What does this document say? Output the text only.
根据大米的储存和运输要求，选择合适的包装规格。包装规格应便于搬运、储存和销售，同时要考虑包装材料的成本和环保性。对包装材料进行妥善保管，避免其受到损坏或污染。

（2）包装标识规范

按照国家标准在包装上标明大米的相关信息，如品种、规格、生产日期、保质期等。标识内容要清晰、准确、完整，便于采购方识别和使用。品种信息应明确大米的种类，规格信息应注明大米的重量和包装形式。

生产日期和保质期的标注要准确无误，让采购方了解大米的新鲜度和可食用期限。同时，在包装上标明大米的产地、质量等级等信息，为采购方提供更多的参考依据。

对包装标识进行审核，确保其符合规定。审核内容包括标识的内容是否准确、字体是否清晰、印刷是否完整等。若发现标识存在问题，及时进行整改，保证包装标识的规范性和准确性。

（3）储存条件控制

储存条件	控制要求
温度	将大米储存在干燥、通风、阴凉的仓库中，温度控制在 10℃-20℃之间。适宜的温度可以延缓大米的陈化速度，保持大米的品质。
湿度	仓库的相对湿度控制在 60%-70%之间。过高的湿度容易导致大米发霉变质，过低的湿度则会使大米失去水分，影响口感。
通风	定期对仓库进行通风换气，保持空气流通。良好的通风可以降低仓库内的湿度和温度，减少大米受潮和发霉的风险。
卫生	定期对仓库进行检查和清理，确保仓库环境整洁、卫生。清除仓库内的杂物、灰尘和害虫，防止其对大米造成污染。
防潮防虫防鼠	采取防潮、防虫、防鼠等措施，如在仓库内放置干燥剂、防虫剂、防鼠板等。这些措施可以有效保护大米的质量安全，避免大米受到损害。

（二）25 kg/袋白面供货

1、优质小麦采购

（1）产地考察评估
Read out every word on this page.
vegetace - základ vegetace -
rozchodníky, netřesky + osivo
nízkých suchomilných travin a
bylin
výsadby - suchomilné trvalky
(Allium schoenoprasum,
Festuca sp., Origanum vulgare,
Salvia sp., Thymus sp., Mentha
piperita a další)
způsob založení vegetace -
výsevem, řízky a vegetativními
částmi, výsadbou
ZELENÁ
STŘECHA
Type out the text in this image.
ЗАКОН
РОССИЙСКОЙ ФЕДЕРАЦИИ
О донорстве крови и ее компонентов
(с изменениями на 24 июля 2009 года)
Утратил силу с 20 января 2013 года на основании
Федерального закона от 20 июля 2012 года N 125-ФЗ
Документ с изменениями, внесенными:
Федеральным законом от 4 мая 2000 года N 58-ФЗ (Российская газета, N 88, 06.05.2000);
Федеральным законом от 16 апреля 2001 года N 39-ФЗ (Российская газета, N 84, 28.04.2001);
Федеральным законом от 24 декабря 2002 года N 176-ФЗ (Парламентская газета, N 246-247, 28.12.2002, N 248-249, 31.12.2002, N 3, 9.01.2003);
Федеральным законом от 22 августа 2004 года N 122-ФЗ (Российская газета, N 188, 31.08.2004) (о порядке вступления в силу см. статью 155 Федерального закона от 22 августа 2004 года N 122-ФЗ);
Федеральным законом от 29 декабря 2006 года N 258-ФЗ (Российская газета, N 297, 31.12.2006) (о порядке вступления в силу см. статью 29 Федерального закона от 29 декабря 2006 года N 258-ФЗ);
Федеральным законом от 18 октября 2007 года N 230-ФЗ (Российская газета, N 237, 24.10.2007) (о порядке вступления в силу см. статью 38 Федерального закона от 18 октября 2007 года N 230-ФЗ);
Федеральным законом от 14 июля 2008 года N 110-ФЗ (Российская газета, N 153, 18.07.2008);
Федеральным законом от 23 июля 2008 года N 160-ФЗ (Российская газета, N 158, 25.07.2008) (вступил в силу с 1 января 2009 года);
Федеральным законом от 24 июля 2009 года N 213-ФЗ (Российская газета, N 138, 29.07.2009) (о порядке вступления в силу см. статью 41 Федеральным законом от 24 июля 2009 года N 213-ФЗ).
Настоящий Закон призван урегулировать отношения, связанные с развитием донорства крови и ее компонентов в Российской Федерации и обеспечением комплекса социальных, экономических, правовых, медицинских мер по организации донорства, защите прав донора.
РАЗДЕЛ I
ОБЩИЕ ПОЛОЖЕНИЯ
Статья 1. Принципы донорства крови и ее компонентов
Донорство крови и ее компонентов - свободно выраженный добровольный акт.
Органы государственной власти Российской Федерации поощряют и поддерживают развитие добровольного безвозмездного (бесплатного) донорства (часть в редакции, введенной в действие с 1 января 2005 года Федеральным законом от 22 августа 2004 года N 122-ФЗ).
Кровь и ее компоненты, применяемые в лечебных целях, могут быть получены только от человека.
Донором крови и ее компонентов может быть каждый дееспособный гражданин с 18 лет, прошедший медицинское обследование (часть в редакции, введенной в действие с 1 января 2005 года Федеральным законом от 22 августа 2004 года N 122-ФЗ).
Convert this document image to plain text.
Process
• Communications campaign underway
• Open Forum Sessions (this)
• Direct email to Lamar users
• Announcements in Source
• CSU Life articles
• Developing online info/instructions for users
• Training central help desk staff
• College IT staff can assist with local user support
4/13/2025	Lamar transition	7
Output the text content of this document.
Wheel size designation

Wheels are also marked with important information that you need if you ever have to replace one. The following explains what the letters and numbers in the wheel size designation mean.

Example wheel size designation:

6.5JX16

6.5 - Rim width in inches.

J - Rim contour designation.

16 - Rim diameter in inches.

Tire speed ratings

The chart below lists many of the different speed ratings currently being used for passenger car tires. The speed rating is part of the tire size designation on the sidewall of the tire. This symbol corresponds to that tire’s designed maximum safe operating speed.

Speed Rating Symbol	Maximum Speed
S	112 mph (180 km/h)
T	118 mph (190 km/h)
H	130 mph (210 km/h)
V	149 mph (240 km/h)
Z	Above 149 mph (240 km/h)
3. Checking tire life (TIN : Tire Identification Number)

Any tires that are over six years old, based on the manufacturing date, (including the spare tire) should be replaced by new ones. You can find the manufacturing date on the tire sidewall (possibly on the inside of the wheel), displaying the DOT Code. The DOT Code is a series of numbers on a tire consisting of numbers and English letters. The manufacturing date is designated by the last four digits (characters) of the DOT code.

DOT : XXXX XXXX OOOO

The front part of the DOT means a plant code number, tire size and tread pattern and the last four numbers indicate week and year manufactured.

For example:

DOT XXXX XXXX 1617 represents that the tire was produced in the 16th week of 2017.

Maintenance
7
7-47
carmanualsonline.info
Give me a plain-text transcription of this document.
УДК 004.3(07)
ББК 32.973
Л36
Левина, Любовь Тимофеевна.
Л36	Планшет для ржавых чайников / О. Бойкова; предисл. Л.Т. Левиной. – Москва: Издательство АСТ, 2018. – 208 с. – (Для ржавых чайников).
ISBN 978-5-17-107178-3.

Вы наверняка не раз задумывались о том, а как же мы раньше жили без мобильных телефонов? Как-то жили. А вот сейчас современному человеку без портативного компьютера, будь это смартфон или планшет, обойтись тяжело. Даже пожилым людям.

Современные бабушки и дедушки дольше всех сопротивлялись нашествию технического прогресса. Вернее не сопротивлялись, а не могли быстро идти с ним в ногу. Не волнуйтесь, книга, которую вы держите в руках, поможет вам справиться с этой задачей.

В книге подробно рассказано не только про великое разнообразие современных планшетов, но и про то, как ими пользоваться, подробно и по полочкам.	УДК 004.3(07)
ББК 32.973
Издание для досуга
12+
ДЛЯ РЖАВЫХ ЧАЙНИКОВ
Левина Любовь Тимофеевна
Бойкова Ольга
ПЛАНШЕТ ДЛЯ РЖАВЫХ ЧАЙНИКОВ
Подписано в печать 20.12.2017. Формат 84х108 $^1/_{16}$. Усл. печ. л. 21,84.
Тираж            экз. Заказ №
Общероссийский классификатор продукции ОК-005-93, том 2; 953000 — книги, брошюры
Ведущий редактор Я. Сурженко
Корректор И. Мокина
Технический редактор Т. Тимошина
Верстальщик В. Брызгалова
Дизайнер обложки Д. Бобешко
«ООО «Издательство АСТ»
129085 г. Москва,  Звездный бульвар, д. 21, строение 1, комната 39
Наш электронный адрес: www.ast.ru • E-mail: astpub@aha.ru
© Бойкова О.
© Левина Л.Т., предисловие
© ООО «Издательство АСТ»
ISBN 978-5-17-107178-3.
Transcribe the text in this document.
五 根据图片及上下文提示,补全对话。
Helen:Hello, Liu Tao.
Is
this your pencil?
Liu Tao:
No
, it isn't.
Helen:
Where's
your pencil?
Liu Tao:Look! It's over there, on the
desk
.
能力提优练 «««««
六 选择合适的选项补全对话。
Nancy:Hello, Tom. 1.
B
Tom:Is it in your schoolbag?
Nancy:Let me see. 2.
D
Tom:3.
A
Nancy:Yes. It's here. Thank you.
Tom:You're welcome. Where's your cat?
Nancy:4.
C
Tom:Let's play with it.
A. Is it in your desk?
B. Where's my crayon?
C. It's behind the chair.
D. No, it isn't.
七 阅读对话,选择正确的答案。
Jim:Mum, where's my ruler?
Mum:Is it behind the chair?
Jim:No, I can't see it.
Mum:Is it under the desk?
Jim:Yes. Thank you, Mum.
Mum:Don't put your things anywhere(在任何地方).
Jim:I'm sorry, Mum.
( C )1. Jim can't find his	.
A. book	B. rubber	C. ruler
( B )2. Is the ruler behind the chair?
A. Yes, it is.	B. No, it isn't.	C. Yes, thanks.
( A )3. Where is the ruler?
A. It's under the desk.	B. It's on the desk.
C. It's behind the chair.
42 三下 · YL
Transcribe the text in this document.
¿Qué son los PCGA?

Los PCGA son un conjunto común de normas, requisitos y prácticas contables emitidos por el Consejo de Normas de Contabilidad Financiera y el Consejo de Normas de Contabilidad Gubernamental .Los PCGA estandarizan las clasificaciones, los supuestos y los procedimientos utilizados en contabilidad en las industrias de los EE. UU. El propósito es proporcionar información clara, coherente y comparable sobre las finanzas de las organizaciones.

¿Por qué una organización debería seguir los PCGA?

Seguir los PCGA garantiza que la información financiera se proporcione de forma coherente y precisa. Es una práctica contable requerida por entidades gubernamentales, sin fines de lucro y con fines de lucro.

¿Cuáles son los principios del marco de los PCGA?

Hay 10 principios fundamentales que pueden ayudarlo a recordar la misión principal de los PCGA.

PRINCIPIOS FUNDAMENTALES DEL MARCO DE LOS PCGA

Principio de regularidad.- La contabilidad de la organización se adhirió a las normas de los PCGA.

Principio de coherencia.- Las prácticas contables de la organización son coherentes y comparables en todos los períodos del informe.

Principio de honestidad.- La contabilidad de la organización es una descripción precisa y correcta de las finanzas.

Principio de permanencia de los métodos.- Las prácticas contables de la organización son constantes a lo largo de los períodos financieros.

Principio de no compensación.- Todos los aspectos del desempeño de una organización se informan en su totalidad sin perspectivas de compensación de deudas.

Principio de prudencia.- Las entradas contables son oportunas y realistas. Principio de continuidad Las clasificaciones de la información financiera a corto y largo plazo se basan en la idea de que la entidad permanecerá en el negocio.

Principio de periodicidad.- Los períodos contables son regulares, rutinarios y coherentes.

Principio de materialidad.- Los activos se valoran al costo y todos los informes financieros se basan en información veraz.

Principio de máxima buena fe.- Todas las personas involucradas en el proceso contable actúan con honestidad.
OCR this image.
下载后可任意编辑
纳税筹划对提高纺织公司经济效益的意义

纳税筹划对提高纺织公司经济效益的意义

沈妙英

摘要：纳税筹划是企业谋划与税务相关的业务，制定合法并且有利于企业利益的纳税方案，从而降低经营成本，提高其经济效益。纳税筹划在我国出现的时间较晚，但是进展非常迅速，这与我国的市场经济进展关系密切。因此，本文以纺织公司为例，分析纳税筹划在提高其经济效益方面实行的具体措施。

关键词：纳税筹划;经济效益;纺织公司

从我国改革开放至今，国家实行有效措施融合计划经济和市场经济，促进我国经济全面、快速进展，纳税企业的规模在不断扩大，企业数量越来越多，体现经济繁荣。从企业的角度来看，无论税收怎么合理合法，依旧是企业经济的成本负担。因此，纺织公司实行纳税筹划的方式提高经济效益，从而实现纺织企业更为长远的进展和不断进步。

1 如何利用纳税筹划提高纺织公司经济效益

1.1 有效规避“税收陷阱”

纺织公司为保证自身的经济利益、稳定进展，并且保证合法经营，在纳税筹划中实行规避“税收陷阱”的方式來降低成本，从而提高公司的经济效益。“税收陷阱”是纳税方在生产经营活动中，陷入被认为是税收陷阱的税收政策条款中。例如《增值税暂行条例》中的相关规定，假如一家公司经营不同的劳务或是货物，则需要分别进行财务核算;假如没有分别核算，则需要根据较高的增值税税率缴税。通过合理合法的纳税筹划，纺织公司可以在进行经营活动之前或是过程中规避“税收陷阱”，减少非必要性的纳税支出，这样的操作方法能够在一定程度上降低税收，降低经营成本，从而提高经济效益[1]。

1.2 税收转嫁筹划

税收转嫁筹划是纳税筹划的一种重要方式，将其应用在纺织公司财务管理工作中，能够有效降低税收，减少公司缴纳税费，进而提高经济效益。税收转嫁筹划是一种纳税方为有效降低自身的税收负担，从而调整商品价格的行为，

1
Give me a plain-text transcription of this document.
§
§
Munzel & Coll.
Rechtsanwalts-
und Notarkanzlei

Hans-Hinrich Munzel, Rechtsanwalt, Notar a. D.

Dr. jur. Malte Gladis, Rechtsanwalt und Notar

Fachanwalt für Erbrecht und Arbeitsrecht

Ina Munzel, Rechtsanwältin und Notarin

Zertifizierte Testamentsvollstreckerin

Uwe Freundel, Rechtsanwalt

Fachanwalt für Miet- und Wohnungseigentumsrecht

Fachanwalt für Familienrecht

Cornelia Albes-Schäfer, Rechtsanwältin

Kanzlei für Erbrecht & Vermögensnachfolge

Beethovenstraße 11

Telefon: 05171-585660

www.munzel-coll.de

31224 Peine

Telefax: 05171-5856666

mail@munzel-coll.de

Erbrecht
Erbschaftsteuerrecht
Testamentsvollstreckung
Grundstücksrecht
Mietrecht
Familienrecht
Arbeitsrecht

####

What to work on
Across the material above, how many lines include the string "your"? Only the number is wanted.

Solution to the exercise
6